##### MATERIAL PROVIDED

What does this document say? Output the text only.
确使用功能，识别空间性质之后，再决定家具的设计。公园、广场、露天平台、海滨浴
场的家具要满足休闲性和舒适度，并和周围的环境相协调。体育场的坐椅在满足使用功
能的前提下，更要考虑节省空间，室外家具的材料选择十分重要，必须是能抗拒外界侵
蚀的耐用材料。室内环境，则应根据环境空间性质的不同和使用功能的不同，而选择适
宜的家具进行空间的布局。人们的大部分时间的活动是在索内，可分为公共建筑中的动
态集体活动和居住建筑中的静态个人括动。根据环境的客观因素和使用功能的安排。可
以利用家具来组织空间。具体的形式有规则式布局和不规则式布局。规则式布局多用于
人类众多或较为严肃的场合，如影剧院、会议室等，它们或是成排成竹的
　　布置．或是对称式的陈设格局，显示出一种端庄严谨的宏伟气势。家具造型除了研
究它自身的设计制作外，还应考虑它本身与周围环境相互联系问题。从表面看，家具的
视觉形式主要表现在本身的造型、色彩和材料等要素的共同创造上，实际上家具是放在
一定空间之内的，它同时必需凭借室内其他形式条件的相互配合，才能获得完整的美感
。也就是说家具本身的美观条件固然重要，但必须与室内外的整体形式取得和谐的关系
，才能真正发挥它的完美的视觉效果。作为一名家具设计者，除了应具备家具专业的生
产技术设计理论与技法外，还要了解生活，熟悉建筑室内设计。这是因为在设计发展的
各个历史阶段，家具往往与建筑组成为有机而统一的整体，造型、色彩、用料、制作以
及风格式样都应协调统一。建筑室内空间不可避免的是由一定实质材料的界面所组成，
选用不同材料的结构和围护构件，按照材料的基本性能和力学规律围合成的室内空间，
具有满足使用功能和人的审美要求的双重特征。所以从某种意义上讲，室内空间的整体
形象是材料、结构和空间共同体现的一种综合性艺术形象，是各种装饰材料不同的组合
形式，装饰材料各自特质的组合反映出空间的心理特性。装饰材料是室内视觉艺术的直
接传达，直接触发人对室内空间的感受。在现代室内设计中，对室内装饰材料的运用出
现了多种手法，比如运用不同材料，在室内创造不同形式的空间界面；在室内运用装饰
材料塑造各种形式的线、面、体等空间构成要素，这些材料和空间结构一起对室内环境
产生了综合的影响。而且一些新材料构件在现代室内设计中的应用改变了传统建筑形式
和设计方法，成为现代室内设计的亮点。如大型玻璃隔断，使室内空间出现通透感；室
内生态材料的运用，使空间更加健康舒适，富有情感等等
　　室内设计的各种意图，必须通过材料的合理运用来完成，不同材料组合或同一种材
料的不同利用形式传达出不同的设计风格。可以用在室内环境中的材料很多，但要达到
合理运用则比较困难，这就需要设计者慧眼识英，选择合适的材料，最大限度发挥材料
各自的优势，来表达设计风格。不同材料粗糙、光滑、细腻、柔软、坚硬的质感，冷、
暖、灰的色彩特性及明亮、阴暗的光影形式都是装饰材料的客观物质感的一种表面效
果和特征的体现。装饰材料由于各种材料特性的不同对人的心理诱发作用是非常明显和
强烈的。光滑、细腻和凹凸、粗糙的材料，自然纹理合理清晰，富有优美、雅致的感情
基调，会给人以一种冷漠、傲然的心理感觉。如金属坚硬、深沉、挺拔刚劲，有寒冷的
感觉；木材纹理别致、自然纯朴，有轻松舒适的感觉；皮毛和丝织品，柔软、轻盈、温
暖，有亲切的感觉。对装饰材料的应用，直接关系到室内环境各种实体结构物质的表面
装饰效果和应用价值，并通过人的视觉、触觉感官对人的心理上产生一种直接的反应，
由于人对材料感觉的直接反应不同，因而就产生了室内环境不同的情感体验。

##########

#### WHAT NEEDS TO BE DONE
Write the complete data out, exactly as above.

#### OUTPUT OF THE TASK
What does this document say? Output the text only.
确使用功能，识别空间性质之后，再决定家具的设计。公园、广场、露天平台、海滨浴
场的家具要满足休闲性和舒适度，并和周围的环境相协调。体育场的坐椅在满足使用功
能的前提下，更要考虑节省空间，室外家具的材料选择十分重要，必须是能抗拒外界侵
蚀的耐用材料。室内环境，则应根据环境空间性质的不同和使用功能的不同，而选择适
宜的家具进行空间的布局。人们的大部分时间的活动是在索内，可分为公共建筑中的动
态集体活动和居住建筑中的静态个人括动。根据环境的客观因素和使用功能的安排。可
以利用家具来组织空间。具体的形式有规则式布局和不规则式布局。规则式布局多用于
人类众多或较为严肃的场合，如影剧院、会议室等，它们或是成排成竹的
　　布置．或是对称式的陈设格局，显示出一种端庄严谨的宏伟气势。家具造型除了研
究它自身的设计制作外，还应考虑它本身与周围环境相互联系问题。从表面看，家具的
视觉形式主要表现在本身的造型、色彩和材料等要素的共同创造上，实际上家具是放在
一定空间之内的，它同时必需凭借室内其他形式条件的相互配合，才能获得完整的美感
。也就是说家具本身的美观条件固然重要，但必须与室内外的整体形式取得和谐的关系
，才能真正发挥它的完美的视觉效果。作为一名家具设计者，除了应具备家具专业的生
产技术设计理论与技法外，还要了解生活，熟悉建筑室内设计。这是因为在设计发展的
各个历史阶段，家具往往与建筑组成为有机而统一的整体，造型、色彩、用料、制作以
及风格式样都应协调统一。建筑室内空间不可避免的是由一定实质材料的界面所组成，
选用不同材料的结构和围护构件，按照材料的基本性能和力学规律围合成的室内空间，
具有满足使用功能和人的审美要求的双重特征。所以从某种意义上讲，室内空间的整体
形象是材料、结构和空间共同体现的一种综合性艺术形象，是各种装饰材料不同的组合
形式，装饰材料各自特质的组合反映出空间的心理特性。装饰材料是室内视觉艺术的直
接传达，直接触发人对室内空间的感受。在现代室内设计中，对室内装饰材料的运用出
现了多种手法，比如运用不同材料，在室内创造不同形式的空间界面；在室内运用装饰
材料塑造各种形式的线、面、体等空间构成要素，这些材料和空间结构一起对室内环境
产生了综合的影响。而且一些新材料构件在现代室内设计中的应用改变了传统建筑形式
和设计方法，成为现代室内设计的亮点。如大型玻璃隔断，使室内空间出现通透感；室
内生态材料的运用，使空间更加健康舒适，富有情感等等
　　室内设计的各种意图，必须通过材料的合理运用来完成，不同材料组合或同一种材
料的不同利用形式传达出不同的设计风格。可以用在室内环境中的材料很多，但要达到
合理运用则比较困难，这就需要设计者慧眼识英，选择合适的材料，最大限度发挥材料
各自的优势，来表达设计风格。不同材料粗糙、光滑、细腻、柔软、坚硬的质感，冷、
暖、灰的色彩特性及明亮、阴暗的光影形式都是装饰材料的客观物质感的一种表面效
果和特征的体现。装饰材料由于各种材料特性的不同对人的心理诱发作用是非常明显和
强烈的。光滑、细腻和凹凸、粗糙的材料，自然纹理合理清晰，富有优美、雅致的感情
基调，会给人以一种冷漠、傲然的心理感觉。如金属坚硬、深沉、挺拔刚劲，有寒冷的
感觉；木材纹理别致、自然纯朴，有轻松舒适的感觉；皮毛和丝织品，柔软、轻盈、温
暖，有亲切的感觉。对装饰材料的应用，直接关系到室内环境各种实体结构物质的表面
装饰效果和应用价值，并通过人的视觉、触觉感官对人的心理上产生一种直接的反应，
由于人对材料感觉的直接反应不同，因而就产生了室内环境不同的情感体验。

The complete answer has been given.